Data entries for graphics
..........

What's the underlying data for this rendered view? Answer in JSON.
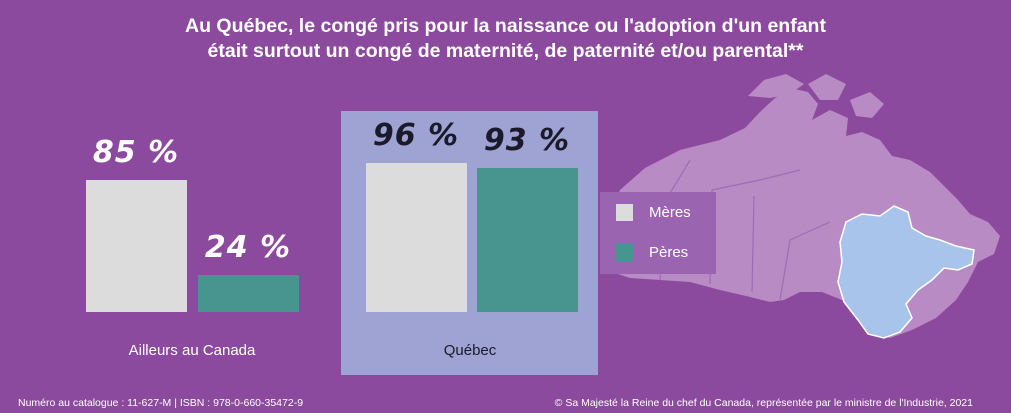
{
  "title_line1": "Au Québec, le congé pris pour la naissance ou l'adoption d'un enfant",
  "title_line2": "était surtout un congé de maternité, de paternité et/ou parental**",
  "colors": {
    "background": "#8c4a9e",
    "meres": "#dcdcdc",
    "peres": "#489590",
    "quebec_panel": "#9ea3d3",
    "quebec_map": "#a9c4ea",
    "canada_map": "#b98bc4"
  },
  "chart_data": {
    "type": "bar",
    "categories": [
      "Ailleurs au Canada",
      "Québec"
    ],
    "series": [
      {
        "name": "Mères",
        "values": [
          85,
          96
        ],
        "labels": [
          "85 %",
          "96 %"
        ]
      },
      {
        "name": "Pères",
        "values": [
          24,
          93
        ],
        "labels": [
          "24 %",
          "93 %"
        ]
      }
    ],
    "unit": "%",
    "ylim": [
      0,
      100
    ],
    "legend_position": "right",
    "grid": false
  },
  "footer": {
    "left": "Numéro au catalogue : 11-627-M  | ISBN : 978-0-660-35472-9",
    "right": "© Sa Majesté la Reine du chef du Canada, représentée par le ministre de l'Industrie, 2021"
  }
}
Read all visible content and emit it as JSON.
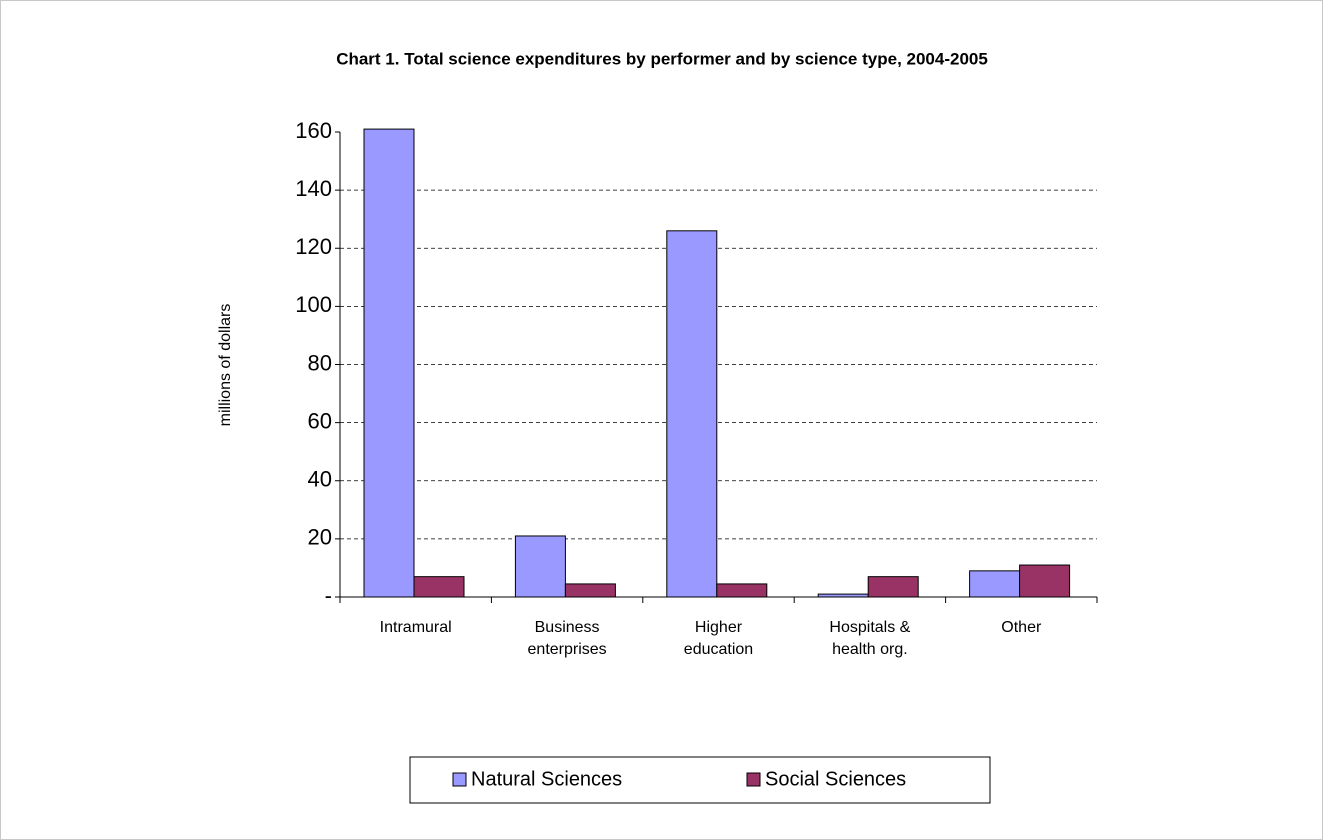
{
  "chart_data": {
    "type": "bar",
    "title": "Chart 1. Total science expenditures by performer and by science type, 2004-2005",
    "y_label": "millions of dollars",
    "categories": [
      "Intramural",
      "Business enterprises",
      "Higher education",
      "Hospitals & health org.",
      "Other"
    ],
    "series": [
      {
        "name": "Natural Sciences",
        "color": "#9999ff",
        "values": [
          161,
          21,
          126,
          1,
          9
        ]
      },
      {
        "name": "Social Sciences",
        "color": "#993366",
        "values": [
          7,
          4.5,
          4.5,
          7,
          11
        ]
      }
    ],
    "ylim": [
      0,
      160
    ],
    "yticks": [
      {
        "value": 0,
        "label": "-"
      },
      20,
      40,
      60,
      80,
      100,
      120,
      140,
      160
    ],
    "grid": true,
    "legend": "bottom"
  }
}
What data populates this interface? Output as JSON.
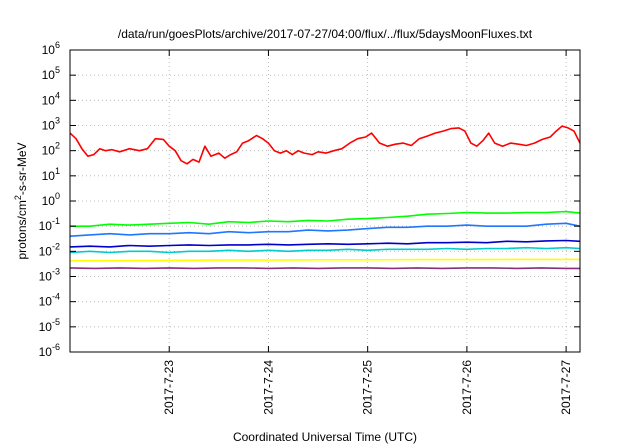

..........

▸ **Exercise description**
Which lines hold the word "What"? Copy each of them from the records.

▸ **Result of the task**
What's the underlying data for this rendered view? Answer in JSON.
What data populates this interface? Output as JSON.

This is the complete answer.